**Short task**
Look at each line of the records and count those with "icon" in them. Please answer with the count alone.

**Record extracts**
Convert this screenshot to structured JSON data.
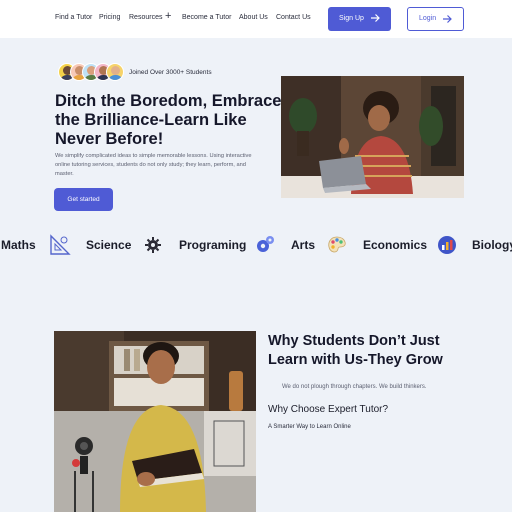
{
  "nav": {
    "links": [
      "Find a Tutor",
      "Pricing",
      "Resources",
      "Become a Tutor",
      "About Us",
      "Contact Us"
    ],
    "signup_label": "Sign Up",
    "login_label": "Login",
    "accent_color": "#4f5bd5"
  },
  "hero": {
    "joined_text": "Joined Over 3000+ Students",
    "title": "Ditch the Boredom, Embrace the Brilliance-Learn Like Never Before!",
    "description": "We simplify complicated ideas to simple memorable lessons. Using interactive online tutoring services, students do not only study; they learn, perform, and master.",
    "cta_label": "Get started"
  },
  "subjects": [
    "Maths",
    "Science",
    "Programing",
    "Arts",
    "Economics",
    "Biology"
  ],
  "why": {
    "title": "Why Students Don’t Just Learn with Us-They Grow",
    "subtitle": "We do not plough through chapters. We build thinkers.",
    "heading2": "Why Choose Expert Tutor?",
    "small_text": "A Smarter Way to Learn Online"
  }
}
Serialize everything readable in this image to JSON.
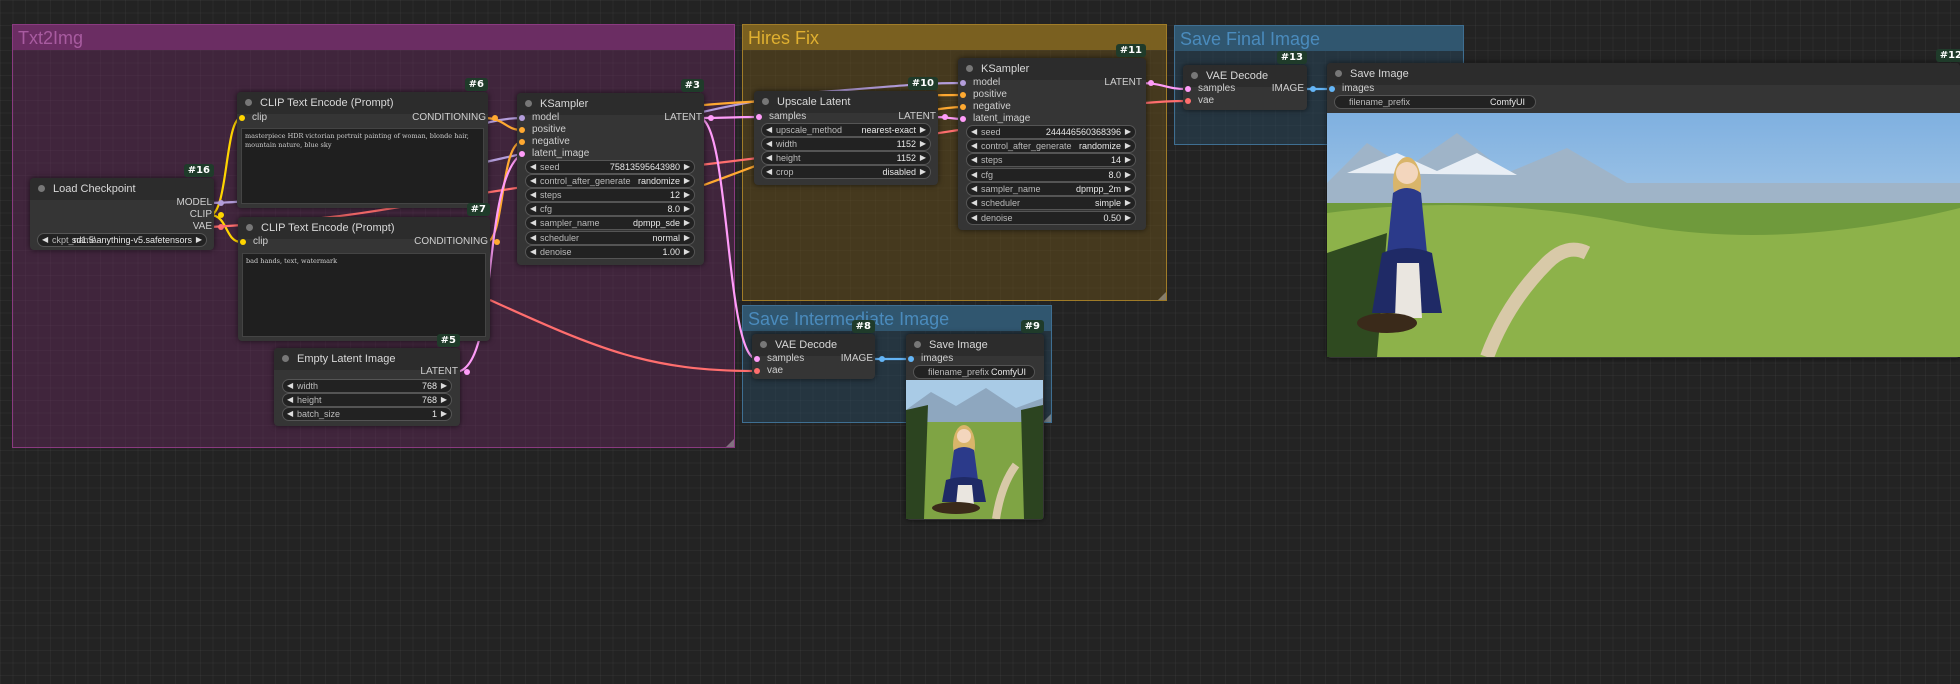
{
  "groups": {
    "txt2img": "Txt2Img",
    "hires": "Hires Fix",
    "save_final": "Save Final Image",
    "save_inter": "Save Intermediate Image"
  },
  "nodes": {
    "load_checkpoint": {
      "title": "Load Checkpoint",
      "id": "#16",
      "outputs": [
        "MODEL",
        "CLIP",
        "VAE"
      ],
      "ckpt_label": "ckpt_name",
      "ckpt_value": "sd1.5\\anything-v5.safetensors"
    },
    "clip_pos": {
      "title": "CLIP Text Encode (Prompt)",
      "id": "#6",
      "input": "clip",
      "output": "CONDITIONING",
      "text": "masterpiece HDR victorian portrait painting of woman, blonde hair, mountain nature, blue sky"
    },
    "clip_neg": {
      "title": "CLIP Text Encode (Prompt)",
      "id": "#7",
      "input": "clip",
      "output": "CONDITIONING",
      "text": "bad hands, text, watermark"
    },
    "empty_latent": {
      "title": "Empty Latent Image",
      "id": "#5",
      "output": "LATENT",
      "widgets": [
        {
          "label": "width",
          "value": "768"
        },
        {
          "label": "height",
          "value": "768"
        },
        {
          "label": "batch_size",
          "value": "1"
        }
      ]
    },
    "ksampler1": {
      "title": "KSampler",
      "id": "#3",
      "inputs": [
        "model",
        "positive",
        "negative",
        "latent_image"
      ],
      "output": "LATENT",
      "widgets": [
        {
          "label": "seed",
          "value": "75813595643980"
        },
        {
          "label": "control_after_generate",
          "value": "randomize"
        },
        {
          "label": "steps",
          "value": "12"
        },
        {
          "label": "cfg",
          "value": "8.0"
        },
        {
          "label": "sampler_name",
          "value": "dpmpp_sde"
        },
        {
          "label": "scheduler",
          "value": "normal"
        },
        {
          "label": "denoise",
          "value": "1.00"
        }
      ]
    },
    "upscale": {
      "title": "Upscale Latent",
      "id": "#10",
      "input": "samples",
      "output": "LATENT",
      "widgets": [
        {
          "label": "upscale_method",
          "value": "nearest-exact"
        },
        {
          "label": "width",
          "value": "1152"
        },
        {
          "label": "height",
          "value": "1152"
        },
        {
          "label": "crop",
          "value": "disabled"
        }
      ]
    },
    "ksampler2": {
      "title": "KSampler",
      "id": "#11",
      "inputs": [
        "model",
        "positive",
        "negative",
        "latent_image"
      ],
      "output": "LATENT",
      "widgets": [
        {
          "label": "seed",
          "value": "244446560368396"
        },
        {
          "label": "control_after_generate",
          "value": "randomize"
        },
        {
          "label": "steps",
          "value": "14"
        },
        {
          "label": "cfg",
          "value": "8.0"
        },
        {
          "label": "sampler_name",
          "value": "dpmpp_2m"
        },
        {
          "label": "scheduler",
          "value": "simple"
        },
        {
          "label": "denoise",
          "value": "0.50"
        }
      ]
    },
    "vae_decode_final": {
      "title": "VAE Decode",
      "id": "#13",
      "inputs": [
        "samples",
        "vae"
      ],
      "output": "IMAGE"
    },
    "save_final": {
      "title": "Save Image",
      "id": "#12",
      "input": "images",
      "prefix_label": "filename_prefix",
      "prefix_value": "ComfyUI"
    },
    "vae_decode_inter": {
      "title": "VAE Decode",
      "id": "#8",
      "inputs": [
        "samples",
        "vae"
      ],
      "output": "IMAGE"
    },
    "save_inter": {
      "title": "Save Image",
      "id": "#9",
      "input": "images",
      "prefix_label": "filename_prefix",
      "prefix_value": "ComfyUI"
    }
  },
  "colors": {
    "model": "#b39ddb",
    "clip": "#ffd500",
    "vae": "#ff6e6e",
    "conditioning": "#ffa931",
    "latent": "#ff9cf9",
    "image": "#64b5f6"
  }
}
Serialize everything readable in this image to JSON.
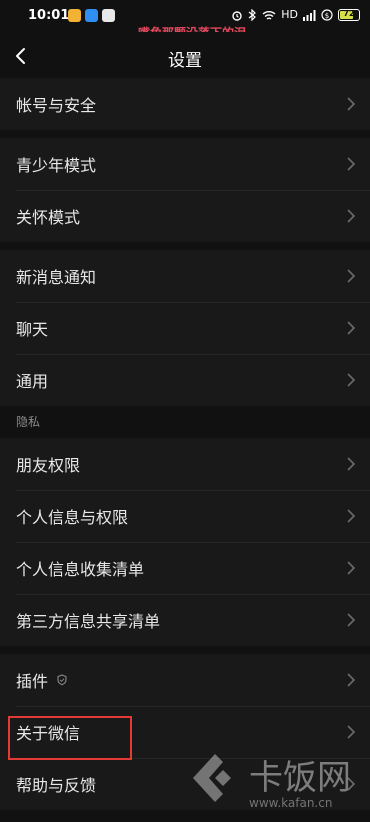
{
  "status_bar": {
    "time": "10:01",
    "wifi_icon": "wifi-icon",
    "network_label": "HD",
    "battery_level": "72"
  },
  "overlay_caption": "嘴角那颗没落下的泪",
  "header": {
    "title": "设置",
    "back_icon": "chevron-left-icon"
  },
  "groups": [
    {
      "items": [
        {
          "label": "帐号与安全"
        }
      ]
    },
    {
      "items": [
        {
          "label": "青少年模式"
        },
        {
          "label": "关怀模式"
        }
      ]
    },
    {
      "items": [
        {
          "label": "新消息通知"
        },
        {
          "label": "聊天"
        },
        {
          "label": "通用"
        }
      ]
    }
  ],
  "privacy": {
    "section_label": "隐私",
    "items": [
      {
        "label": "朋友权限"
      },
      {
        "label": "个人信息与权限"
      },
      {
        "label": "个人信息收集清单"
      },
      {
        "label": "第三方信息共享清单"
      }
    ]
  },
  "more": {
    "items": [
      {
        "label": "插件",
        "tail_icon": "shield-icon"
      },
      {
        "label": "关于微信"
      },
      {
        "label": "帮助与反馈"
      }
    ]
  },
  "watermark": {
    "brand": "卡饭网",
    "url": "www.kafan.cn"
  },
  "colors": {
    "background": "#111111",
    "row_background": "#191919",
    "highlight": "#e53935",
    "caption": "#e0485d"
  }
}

**Solution to the exercise**
3